◆ WHAT THE EXERCISE ASKS ◆
Look through the material below. Copy every line with the string "from" in it.

◆ RECORDED DATA ◆
= = = =

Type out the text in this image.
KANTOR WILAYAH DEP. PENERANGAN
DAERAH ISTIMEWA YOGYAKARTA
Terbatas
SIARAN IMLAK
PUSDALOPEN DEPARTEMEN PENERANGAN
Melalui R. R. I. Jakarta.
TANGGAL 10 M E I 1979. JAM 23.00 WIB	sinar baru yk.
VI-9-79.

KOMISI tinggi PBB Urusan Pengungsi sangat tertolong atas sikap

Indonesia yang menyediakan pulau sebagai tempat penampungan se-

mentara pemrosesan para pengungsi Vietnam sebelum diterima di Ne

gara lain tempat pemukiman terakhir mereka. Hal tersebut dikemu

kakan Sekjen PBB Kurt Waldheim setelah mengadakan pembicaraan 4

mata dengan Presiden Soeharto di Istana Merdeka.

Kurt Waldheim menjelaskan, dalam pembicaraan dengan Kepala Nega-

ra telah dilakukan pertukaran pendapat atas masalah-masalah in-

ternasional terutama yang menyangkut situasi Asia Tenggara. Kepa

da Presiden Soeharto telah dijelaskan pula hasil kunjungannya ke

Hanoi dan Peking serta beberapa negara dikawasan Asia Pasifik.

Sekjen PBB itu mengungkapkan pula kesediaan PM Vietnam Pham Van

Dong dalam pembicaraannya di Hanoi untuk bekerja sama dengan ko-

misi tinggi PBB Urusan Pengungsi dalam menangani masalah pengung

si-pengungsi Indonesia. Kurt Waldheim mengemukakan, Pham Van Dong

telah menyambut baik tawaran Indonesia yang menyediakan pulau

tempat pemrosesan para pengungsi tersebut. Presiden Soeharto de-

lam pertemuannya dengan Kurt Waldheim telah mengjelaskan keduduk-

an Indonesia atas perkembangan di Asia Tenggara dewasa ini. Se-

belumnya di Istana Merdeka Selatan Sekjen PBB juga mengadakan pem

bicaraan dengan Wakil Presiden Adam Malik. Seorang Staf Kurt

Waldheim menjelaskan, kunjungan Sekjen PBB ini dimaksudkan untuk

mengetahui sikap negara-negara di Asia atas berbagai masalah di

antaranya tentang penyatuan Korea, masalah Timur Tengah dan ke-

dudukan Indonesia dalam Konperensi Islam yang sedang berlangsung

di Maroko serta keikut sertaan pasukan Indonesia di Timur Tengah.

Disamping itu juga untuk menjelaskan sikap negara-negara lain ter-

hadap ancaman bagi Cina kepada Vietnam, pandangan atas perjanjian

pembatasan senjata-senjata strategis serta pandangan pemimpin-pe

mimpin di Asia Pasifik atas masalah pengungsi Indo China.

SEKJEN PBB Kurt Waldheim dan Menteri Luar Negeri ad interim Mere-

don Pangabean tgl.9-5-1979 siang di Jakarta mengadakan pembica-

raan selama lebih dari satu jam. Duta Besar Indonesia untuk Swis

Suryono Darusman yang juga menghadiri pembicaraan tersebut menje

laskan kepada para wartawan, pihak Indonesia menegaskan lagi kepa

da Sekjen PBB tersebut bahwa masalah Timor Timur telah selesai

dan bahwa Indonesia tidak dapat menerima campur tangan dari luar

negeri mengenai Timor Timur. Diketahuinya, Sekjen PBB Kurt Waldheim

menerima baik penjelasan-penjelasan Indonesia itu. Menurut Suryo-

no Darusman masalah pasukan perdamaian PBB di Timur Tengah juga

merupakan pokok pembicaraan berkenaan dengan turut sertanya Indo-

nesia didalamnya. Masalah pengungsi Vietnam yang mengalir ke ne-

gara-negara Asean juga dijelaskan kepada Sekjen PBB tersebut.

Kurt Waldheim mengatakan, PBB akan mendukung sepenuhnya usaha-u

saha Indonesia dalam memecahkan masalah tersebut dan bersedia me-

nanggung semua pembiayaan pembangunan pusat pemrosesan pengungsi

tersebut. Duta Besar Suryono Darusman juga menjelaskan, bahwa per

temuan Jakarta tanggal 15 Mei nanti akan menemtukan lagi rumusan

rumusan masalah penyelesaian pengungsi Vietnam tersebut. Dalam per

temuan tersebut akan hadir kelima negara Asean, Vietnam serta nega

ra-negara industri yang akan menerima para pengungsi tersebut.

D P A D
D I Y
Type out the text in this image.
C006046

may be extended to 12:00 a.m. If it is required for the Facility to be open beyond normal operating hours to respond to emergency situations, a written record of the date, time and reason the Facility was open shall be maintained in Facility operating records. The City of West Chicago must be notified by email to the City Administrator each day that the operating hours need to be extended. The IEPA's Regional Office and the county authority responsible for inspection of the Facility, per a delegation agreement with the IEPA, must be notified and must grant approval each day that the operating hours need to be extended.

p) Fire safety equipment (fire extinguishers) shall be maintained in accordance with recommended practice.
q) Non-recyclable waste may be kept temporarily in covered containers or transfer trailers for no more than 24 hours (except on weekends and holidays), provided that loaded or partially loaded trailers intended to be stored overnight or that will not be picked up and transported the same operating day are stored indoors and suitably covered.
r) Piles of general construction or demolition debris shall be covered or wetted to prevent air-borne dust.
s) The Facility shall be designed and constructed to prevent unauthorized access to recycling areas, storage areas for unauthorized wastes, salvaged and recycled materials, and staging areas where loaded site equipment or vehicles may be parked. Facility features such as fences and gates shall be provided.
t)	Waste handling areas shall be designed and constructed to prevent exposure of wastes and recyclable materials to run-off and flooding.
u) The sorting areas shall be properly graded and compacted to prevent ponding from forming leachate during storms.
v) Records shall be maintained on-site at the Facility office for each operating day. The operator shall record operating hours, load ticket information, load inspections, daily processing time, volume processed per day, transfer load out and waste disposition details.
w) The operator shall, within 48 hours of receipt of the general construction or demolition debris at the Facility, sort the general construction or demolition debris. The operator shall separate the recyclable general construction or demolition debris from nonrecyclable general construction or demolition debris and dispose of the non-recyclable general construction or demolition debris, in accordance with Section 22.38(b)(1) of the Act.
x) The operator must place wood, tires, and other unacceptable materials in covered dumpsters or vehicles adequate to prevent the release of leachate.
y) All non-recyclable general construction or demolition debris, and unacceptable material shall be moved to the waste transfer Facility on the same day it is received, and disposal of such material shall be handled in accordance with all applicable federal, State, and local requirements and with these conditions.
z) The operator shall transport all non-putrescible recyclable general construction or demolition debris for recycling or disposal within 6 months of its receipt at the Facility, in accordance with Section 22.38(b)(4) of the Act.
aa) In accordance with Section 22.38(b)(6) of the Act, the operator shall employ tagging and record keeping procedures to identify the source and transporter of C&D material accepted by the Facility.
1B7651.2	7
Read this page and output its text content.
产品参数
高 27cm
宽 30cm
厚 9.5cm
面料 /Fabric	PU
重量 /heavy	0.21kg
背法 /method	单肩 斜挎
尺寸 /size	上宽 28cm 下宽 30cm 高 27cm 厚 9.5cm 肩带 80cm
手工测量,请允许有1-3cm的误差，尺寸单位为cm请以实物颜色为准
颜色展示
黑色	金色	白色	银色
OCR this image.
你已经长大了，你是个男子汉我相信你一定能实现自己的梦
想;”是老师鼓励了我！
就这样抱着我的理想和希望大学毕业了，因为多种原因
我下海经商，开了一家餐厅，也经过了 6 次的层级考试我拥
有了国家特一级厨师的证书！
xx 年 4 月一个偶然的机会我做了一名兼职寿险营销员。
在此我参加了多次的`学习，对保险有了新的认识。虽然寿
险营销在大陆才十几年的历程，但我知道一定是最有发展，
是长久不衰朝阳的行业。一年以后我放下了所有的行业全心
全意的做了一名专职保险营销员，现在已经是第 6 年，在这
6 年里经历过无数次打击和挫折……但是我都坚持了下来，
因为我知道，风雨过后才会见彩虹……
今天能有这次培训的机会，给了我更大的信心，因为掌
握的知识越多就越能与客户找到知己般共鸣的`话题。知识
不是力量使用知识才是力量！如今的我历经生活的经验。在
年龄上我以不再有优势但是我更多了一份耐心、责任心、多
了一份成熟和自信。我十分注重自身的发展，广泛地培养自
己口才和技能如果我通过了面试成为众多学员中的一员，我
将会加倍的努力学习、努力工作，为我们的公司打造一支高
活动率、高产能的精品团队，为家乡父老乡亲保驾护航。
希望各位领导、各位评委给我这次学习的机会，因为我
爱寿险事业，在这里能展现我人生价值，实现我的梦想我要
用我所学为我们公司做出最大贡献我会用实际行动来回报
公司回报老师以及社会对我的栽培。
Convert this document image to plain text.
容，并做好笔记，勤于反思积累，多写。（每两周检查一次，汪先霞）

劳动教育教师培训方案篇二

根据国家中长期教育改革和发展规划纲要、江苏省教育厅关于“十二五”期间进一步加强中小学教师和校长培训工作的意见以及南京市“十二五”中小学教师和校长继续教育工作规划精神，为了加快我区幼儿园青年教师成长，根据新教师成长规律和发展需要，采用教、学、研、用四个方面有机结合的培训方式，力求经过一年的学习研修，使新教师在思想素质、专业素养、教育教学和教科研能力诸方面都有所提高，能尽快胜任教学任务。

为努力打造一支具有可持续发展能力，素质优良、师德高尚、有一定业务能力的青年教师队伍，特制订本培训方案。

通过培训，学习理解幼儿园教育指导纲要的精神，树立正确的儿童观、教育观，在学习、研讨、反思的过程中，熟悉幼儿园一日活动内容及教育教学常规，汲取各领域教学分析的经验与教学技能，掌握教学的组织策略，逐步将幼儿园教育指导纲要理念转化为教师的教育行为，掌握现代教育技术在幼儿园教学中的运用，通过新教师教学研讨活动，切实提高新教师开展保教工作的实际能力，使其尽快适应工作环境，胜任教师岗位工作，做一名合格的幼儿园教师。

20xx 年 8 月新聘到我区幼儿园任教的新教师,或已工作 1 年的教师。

= = = =

◆ WRITTEN RESPONSE ◆
u) The sorting areas shall be properly graded and compacted to prevent ponding from forming leachate during storms.
w) The operator shall, within 48 hours of receipt of the general construction or demolition debris at the Facility, sort the general construction or demolition debris. The operator shall separate the recyclable general construction or demolition debris from nonrecyclable general construction or demolition debris and dispose of the non-recyclable general construction or demolition debris, in accordance with Section 22.38(b)(1) of the Act.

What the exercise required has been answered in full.